» DATA PROVIDED
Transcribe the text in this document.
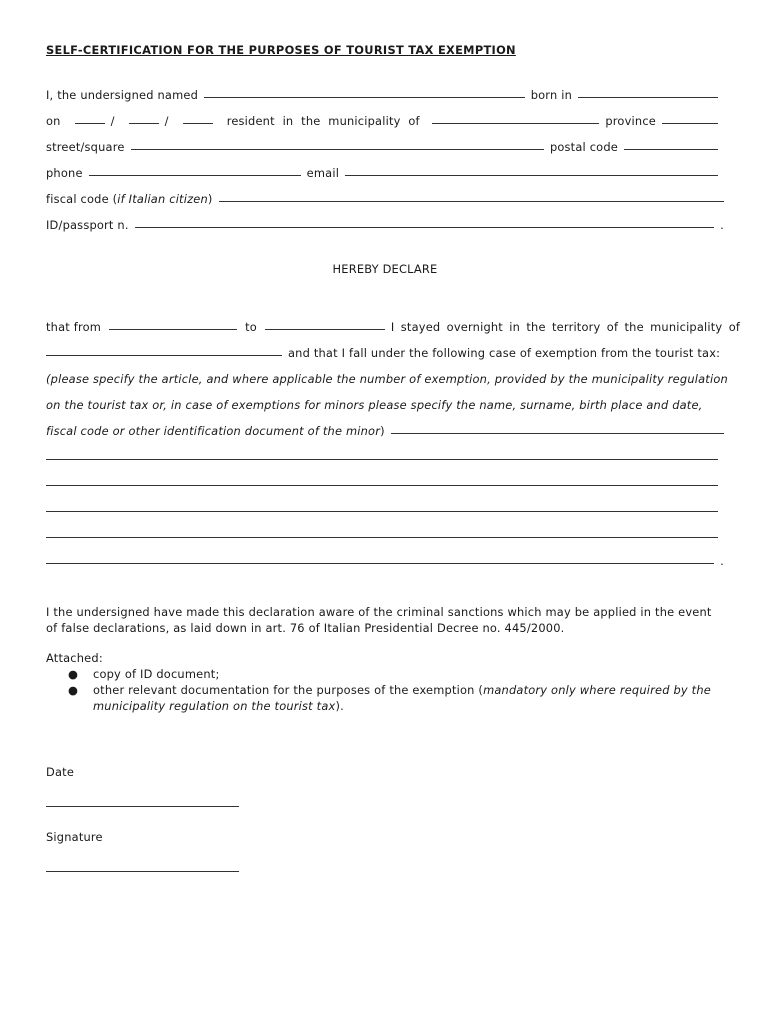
SELF-CERTIFICATION FOR THE PURPOSES OF TOURIST TAX EXEMPTION
I, the undersigned named	born in
on	/	/	resident in the municipality of	province
street/square	postal code
phone	email
fiscal code (if Italian citizen)
ID/passport n.	.
HEREBY DECLARE
that from	to	I stayed overnight in the territory of the municipality of
and that I fall under the following case of exemption from the tourist tax:
(please specify the article, and where applicable the number of exemption, provided by the municipality regulation
on the tourist tax or, in case of exemptions for minors please specify the name, surname, birth place and date,
fiscal code or other identification document of the minor)
.

I the undersigned have made this declaration aware of the criminal sanctions which may be applied in the event of false declarations, as laid down in art. 76 of Italian Presidential Decree no. 445/2000.

Attached:
● copy of ID document;
● other relevant documentation for the purposes of the exemption (mandatory only where required by the municipality regulation on the tourist tax).
Date
Signature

» THE EXERCISE
Set down the records in full and exactly. Do not carry over any image.

» RESPONSE TO THE TASK
Transcribe the text in this document.
SELF-CERTIFICATION FOR THE PURPOSES OF TOURIST TAX EXEMPTION
I, the undersigned named	born in
on	/	/	resident in the municipality of	province
street/square	postal code
phone	email
fiscal code (if Italian citizen)
ID/passport n.	.
HEREBY DECLARE
that from	to	I stayed overnight in the territory of the municipality of
and that I fall under the following case of exemption from the tourist tax:
(please specify the article, and where applicable the number of exemption, provided by the municipality regulation
on the tourist tax or, in case of exemptions for minors please specify the name, surname, birth place and date,
fiscal code or other identification document of the minor)
.

I the undersigned have made this declaration aware of the criminal sanctions which may be applied in the event of false declarations, as laid down in art. 76 of Italian Presidential Decree no. 445/2000.

Attached:
● copy of ID document;
● other relevant documentation for the purposes of the exemption (mandatory only where required by the municipality regulation on the tourist tax).
Date
Signature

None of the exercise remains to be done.